What you are asked to do: All of the data should be repeated exactly; pictures are not part of the copy.

------ Material shown

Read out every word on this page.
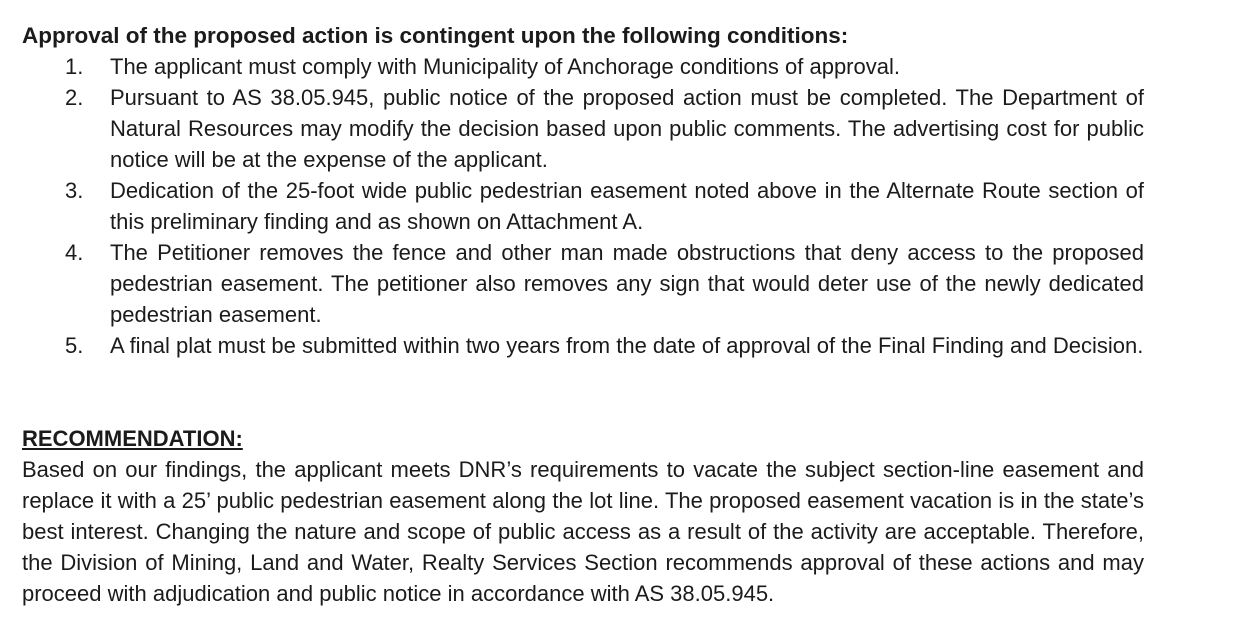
Approval of the proposed action is contingent upon the following conditions:

1. The applicant must comply with Municipality of Anchorage conditions of approval.
2. Pursuant to AS 38.05.945, public notice of the proposed action must be completed. The Department of Natural Resources may modify the decision based upon public comments. The advertising cost for public notice will be at the expense of the applicant.
3. Dedication of the 25-foot wide public pedestrian easement noted above in the Alternate Route section of this preliminary finding and as shown on Attachment A.
4. The Petitioner removes the fence and other man made obstructions that deny access to the proposed pedestrian easement. The petitioner also removes any sign that would deter use of the newly dedicated pedestrian easement.
5. A final plat must be submitted within two years from the date of approval of the Final Finding and Decision.

RECOMMENDATION:

Based on our findings, the applicant meets DNR’s requirements to vacate the subject section-line easement and replace it with a 25’ public pedestrian easement along the lot line. The proposed easement vacation is in the state’s best interest. Changing the nature and scope of public access as a result of the activity are acceptable. Therefore, the Division of Mining, Land and Water, Realty Services Section recommends approval of these actions and may proceed with adjudication and public notice in accordance with AS 38.05.945.
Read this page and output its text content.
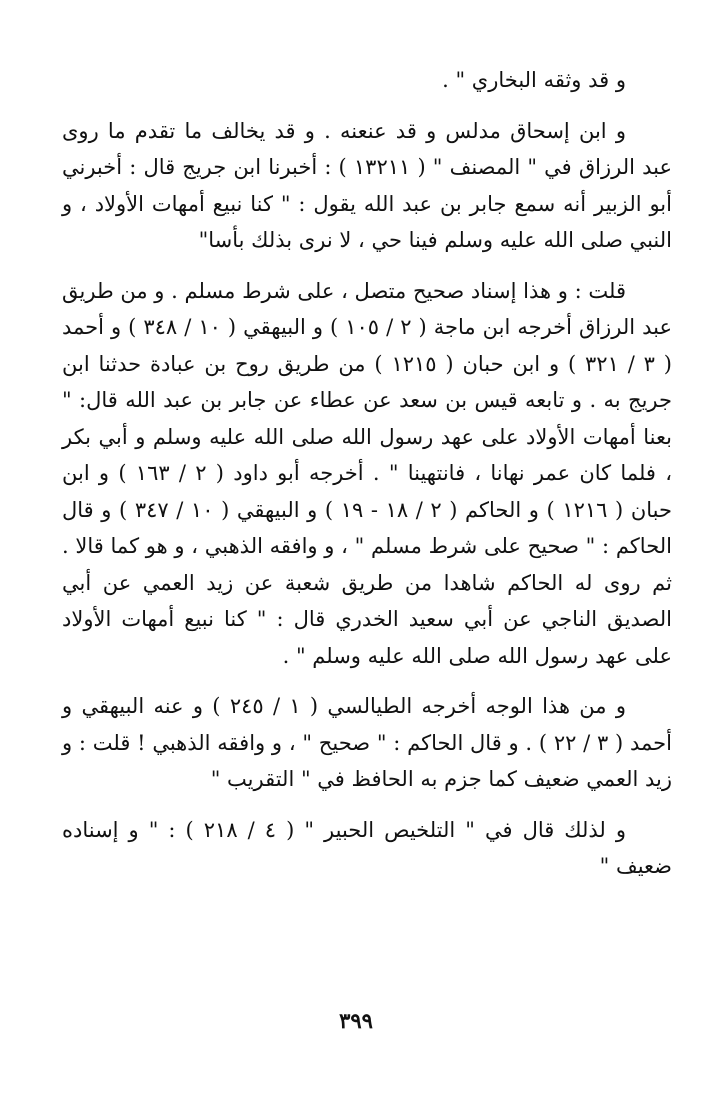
و قد وثقه البخاري " .

و ابن إسحاق مدلس و قد عنعنه . و قد يخالف ما تقدم ما روى عبد الرزاق في " المصنف " ( ١٣٢١١ ) : أخبرنا ابن جريج قال : أخبرني أبو الزبير أنه سمع جابر بن عبد الله يقول : " كنا نبيع أمهات الأولاد ، و النبي صلى الله عليه وسلم فينا حي ، لا نرى بذلك بأسا"

قلت : و هذا إسناد صحيح متصل ، على شرط مسلم . و من طريق عبد الرزاق أخرجه ابن ماجة ( ٢ / ١٠٥ ) و البيهقي ( ١٠ / ٣٤٨ ) و أحمد ( ٣ / ٣٢١ ) و ابن حبان ( ١٢١٥ ) من طريق روح بن عبادة حدثنا ابن جريج به . و تابعه قيس بن سعد عن عطاء عن جابر بن عبد الله قال: " بعنا أمهات الأولاد على عهد رسول الله صلى الله عليه وسلم و أبي بكر ، فلما كان عمر نهانا ، فانتهينا " . أخرجه أبو داود ( ٢ / ١٦٣ ) و ابن حبان ( ١٢١٦ ) و الحاكم ( ٢ / ١٨ - ١٩ ) و البيهقي ( ١٠ / ٣٤٧ ) و قال الحاكم : " صحيح على شرط مسلم " ، و وافقه الذهبي ، و هو كما قالا . ثم روى له الحاكم شاهدا من طريق شعبة عن زيد العمي عن أبي الصديق الناجي عن أبي سعيد الخدري قال : " كنا نبيع أمهات الأولاد على عهد رسول الله صلى الله عليه وسلم " .

و من هذا الوجه أخرجه الطيالسي ( ١ / ٢٤٥ ) و عنه البيهقي و أحمد ( ٣ / ٢٢ ) . و قال الحاكم : " صحيح " ، و وافقه الذهبي ! قلت : و زيد العمي ضعيف كما جزم به الحافظ في " التقريب "

و لذلك قال في " التلخيص الحبير " ( ٤ / ٢١٨ ) : " و إسناده ضعيف "

٣٩٩
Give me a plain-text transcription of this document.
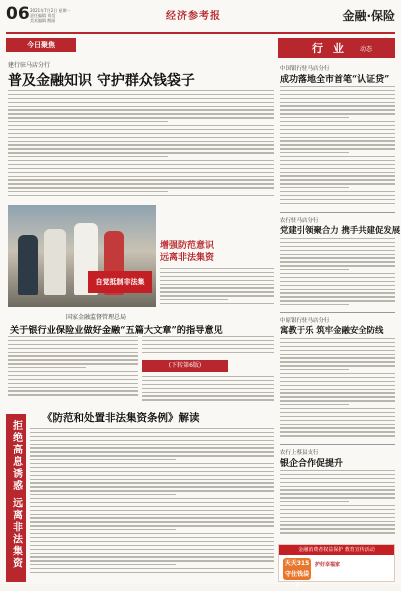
06 2021年7月2日 星期一
责任编辑 刘昊
美术编辑 熊丽	经济参考报	金融·保险
今日聚焦
建行驻马店分行
普及金融知识 守护群众钱袋子
自觉抵制非法集
增强防范意识
远离非法集资
国家金融监督管理总局
关于银行业保险业做好金融“五篇大文章”的指导意见
(下转第6版)
拒绝高息诱惑 远离非法集资
《防范和处置非法集资条例》解读
行 业 动态
中国银行驻马店分行
成功落地全市首笔“认证贷”
农行驻马店分行
党建引领聚合力 携手共建促发展
中原银行驻马店分行
寓教于乐 筑牢金融安全防线
农行上蔡县支行
银企合作促提升
金融消费者权益保护 教育宣传活动
天天315
守住钱袋子
护好幸福家
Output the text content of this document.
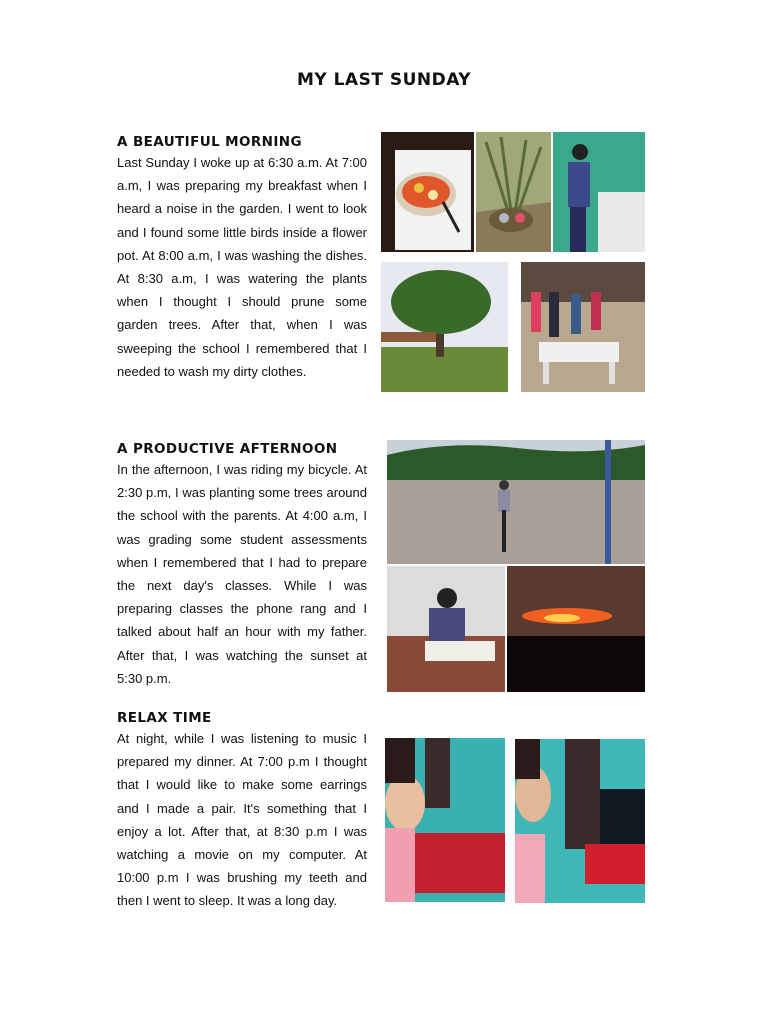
MY LAST SUNDAY
A BEAUTIFUL MORNING

Last Sunday I woke up at 6:30 a.m. At 7:00 a.m, I was preparing my breakfast when I heard a noise in the garden. I went to look and I found some little birds inside a flower pot. At 8:00 a.m, I was washing the dishes. At 8:30 a.m, I was watering the plants when I thought I should prune some garden trees. After that, when I was sweeping the school I remembered that I needed to wash my dirty clothes.

A PRODUCTIVE AFTERNOON

In the afternoon, I was riding my bicycle. At 2:30 p.m, I was planting some trees around the school with the parents. At 4:00 a.m, I was grading some student assessments when I remembered that I had to prepare the next day's classes. While I was preparing classes the phone rang and I talked about half an hour with my father. After that, I was watching the sunset at 5:30 p.m.

RELAX TIME

At night, while I was listening to music I prepared my dinner. At 7:00 p.m I thought that I would like to make some earrings and I made a pair. It's something that I enjoy a lot. After that, at 8:30 p.m I was watching a movie on my computer. At 10:00 p.m I was brushing my teeth and then I went to sleep. It was a long day.
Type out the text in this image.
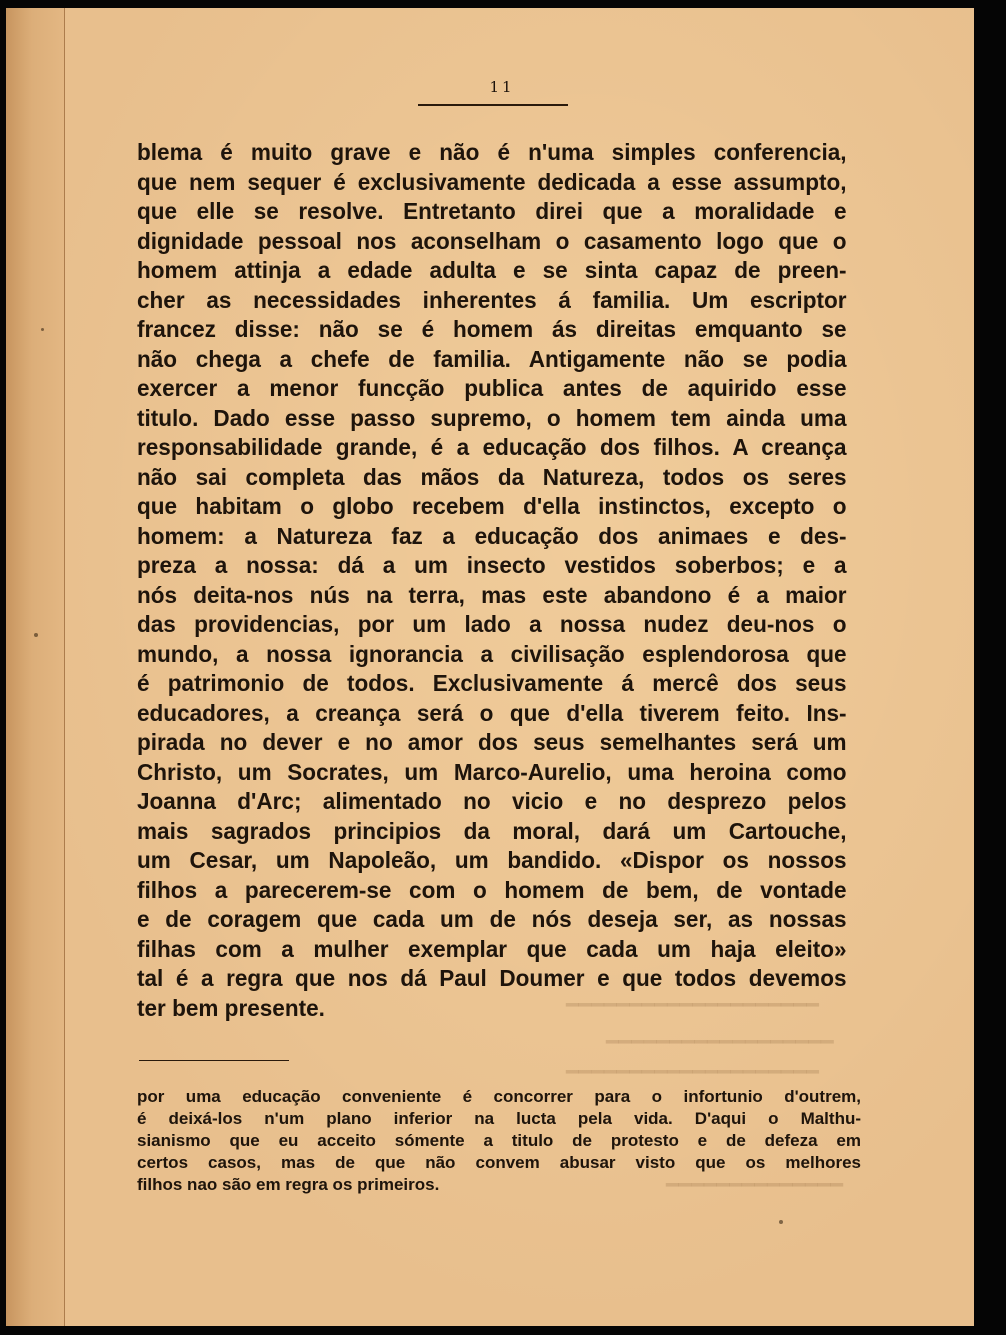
━━━━━━━━━━━━━━━━━━━━
━━━━━━━━━━━━━━━━━━
━━━━━━━━━━━━━━━━━━━━
━━━━━━━━━━━━━━
11
blema é muito grave e não é n'uma simples conferencia,
que nem sequer é exclusivamente dedicada a esse assumpto,
que elle se resolve. Entretanto direi que a moralidade e
dignidade pessoal nos aconselham o casamento logo que o
homem attinja a edade adulta e se sinta capaz de preen-
cher as necessidades inherentes á familia. Um escriptor
francez disse: não se é homem ás direitas emquanto se
não chega a chefe de familia. Antigamente não se podia
exercer a menor funcção publica antes de aquirido esse
titulo. Dado esse passo supremo, o homem tem ainda uma
responsabilidade grande, é a educação dos filhos. A creança
não sai completa das mãos da Natureza, todos os seres
que habitam o globo recebem d'ella instinctos, excepto o
homem: a Natureza faz a educação dos animaes e des-
preza a nossa: dá a um insecto vestidos soberbos; e a
nós deita-nos nús na terra, mas este abandono é a maior
das providencias, por um lado a nossa nudez deu-nos o
mundo, a nossa ignorancia a civilisação esplendorosa que
é patrimonio de todos. Exclusivamente á mercê dos seus
educadores, a creança será o que d'ella tiverem feito. Ins-
pirada no dever e no amor dos seus semelhantes será um
Christo, um Socrates, um Marco-Aurelio, uma heroina como
Joanna d'Arc; alimentado no vicio e no desprezo pelos
mais sagrados principios da moral, dará um Cartouche,
um Cesar, um Napoleão, um bandido. «Dispor os nossos
filhos a parecerem-se com o homem de bem, de vontade
e de coragem que cada um de nós deseja ser, as nossas
filhas com a mulher exemplar que cada um haja eleito»
tal é a regra que nos dá Paul Doumer e que todos devemos
ter bem presente.
por uma educação conveniente é concorrer para o infortunio d'outrem,
é deixá-los n'um plano inferior na lucta pela vida. D'aqui o Malthu-
sianismo que eu acceito sómente a titulo de protesto e de defeza em
certos casos, mas de que não convem abusar visto que os melhores
filhos nao são em regra os primeiros.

------------

Correct response:
Read out every word on this page.
Approval of the proposed action is contingent upon the following conditions:

1. The applicant must comply with Municipality of Anchorage conditions of approval.
2. Pursuant to AS 38.05.945, public notice of the proposed action must be completed. The Department of Natural Resources may modify the decision based upon public comments. The advertising cost for public notice will be at the expense of the applicant.
3. Dedication of the 25-foot wide public pedestrian easement noted above in the Alternate Route section of this preliminary finding and as shown on Attachment A.
4. The Petitioner removes the fence and other man made obstructions that deny access to the proposed pedestrian easement. The petitioner also removes any sign that would deter use of the newly dedicated pedestrian easement.
5. A final plat must be submitted within two years from the date of approval of the Final Finding and Decision.

RECOMMENDATION:

Based on our findings, the applicant meets DNR’s requirements to vacate the subject section-line easement and replace it with a 25’ public pedestrian easement along the lot line. The proposed easement vacation is in the state’s best interest. Changing the nature and scope of public access as a result of the activity are acceptable. Therefore, the Division of Mining, Land and Water, Realty Services Section recommends approval of these actions and may proceed with adjudication and public notice in accordance with AS 38.05.945.
Read this page and output its text content.
و قد وثقه البخاري " .

و ابن إسحاق مدلس و قد عنعنه . و قد يخالف ما تقدم ما روى عبد الرزاق في " المصنف " ( ١٣٢١١ ) : أخبرنا ابن جريج قال : أخبرني أبو الزبير أنه سمع جابر بن عبد الله يقول : " كنا نبيع أمهات الأولاد ، و النبي صلى الله عليه وسلم فينا حي ، لا نرى بذلك بأسا"

قلت : و هذا إسناد صحيح متصل ، على شرط مسلم . و من طريق عبد الرزاق أخرجه ابن ماجة ( ٢ / ١٠٥ ) و البيهقي ( ١٠ / ٣٤٨ ) و أحمد ( ٣ / ٣٢١ ) و ابن حبان ( ١٢١٥ ) من طريق روح بن عبادة حدثنا ابن جريج به . و تابعه قيس بن سعد عن عطاء عن جابر بن عبد الله قال: " بعنا أمهات الأولاد على عهد رسول الله صلى الله عليه وسلم و أبي بكر ، فلما كان عمر نهانا ، فانتهينا " . أخرجه أبو داود ( ٢ / ١٦٣ ) و ابن حبان ( ١٢١٦ ) و الحاكم ( ٢ / ١٨ - ١٩ ) و البيهقي ( ١٠ / ٣٤٧ ) و قال الحاكم : " صحيح على شرط مسلم " ، و وافقه الذهبي ، و هو كما قالا . ثم روى له الحاكم شاهدا من طريق شعبة عن زيد العمي عن أبي الصديق الناجي عن أبي سعيد الخدري قال : " كنا نبيع أمهات الأولاد على عهد رسول الله صلى الله عليه وسلم " .

و من هذا الوجه أخرجه الطيالسي ( ١ / ٢٤٥ ) و عنه البيهقي و أحمد ( ٣ / ٢٢ ) . و قال الحاكم : " صحيح " ، و وافقه الذهبي ! قلت : و زيد العمي ضعيف كما جزم به الحافظ في " التقريب "

و لذلك قال في " التلخيص الحبير " ( ٤ / ٢١٨ ) : " و إسناده ضعيف "

٣٩٩
Give me a plain-text transcription of this document.
06 2021年7月2日 星期一
责任编辑 刘昊
美术编辑 熊丽	经济参考报	金融·保险
今日聚焦
建行驻马店分行
普及金融知识 守护群众钱袋子
自觉抵制非法集
增强防范意识
远离非法集资
国家金融监督管理总局
关于银行业保险业做好金融“五篇大文章”的指导意见
(下转第6版)
拒绝高息诱惑 远离非法集资
《防范和处置非法集资条例》解读
行 业 动态
中国银行驻马店分行
成功落地全市首笔“认证贷”
农行驻马店分行
党建引领聚合力 携手共建促发展
中原银行驻马店分行
寓教于乐 筑牢金融安全防线
农行上蔡县支行
银企合作促提升
金融消费者权益保护 教育宣传活动
天天315
守住钱袋子
护好幸福家
Output the text content of this document.
MY LAST SUNDAY
A BEAUTIFUL MORNING

Last Sunday I woke up at 6:30 a.m. At 7:00 a.m, I was preparing my breakfast when I heard a noise in the garden. I went to look and I found some little birds inside a flower pot. At 8:00 a.m, I was washing the dishes. At 8:30 a.m, I was watering the plants when I thought I should prune some garden trees. After that, when I was sweeping the school I remembered that I needed to wash my dirty clothes.

A PRODUCTIVE AFTERNOON

In the afternoon, I was riding my bicycle. At 2:30 p.m, I was planting some trees around the school with the parents. At 4:00 a.m, I was grading some student assessments when I remembered that I had to prepare the next day's classes. While I was preparing classes the phone rang and I talked about half an hour with my father. After that, I was watching the sunset at 5:30 p.m.

RELAX TIME

At night, while I was listening to music I prepared my dinner. At 7:00 p.m I thought that I would like to make some earrings and I made a pair. It's something that I enjoy a lot. After that, at 8:30 p.m I was watching a movie on my computer. At 10:00 p.m I was brushing my teeth and then I went to sleep. It was a long day.
Type out the text in this image.
━━━━━━━━━━━━━━━━━━━━
━━━━━━━━━━━━━━━━━━
━━━━━━━━━━━━━━━━━━━━
━━━━━━━━━━━━━━
11
blema é muito grave e não é n'uma simples conferencia,
que nem sequer é exclusivamente dedicada a esse assumpto,
que elle se resolve. Entretanto direi que a moralidade e
dignidade pessoal nos aconselham o casamento logo que o
homem attinja a edade adulta e se sinta capaz de preen-
cher as necessidades inherentes á familia. Um escriptor
francez disse: não se é homem ás direitas emquanto se
não chega a chefe de familia. Antigamente não se podia
exercer a menor funcção publica antes de aquirido esse
titulo. Dado esse passo supremo, o homem tem ainda uma
responsabilidade grande, é a educação dos filhos. A creança
não sai completa das mãos da Natureza, todos os seres
que habitam o globo recebem d'ella instinctos, excepto o
homem: a Natureza faz a educação dos animaes e des-
preza a nossa: dá a um insecto vestidos soberbos; e a
nós deita-nos nús na terra, mas este abandono é a maior
das providencias, por um lado a nossa nudez deu-nos o
mundo, a nossa ignorancia a civilisação esplendorosa que
é patrimonio de todos. Exclusivamente á mercê dos seus
educadores, a creança será o que d'ella tiverem feito. Ins-
pirada no dever e no amor dos seus semelhantes será um
Christo, um Socrates, um Marco-Aurelio, uma heroina como
Joanna d'Arc; alimentado no vicio e no desprezo pelos
mais sagrados principios da moral, dará um Cartouche,
um Cesar, um Napoleão, um bandido. «Dispor os nossos
filhos a parecerem-se com o homem de bem, de vontade
e de coragem que cada um de nós deseja ser, as nossas
filhas com a mulher exemplar que cada um haja eleito»
tal é a regra que nos dá Paul Doumer e que todos devemos
ter bem presente.
por uma educação conveniente é concorrer para o infortunio d'outrem,
é deixá-los n'um plano inferior na lucta pela vida. D'aqui o Malthu-
sianismo que eu acceito sómente a titulo de protesto e de defeza em
certos casos, mas de que não convem abusar visto que os melhores
filhos nao são em regra os primeiros.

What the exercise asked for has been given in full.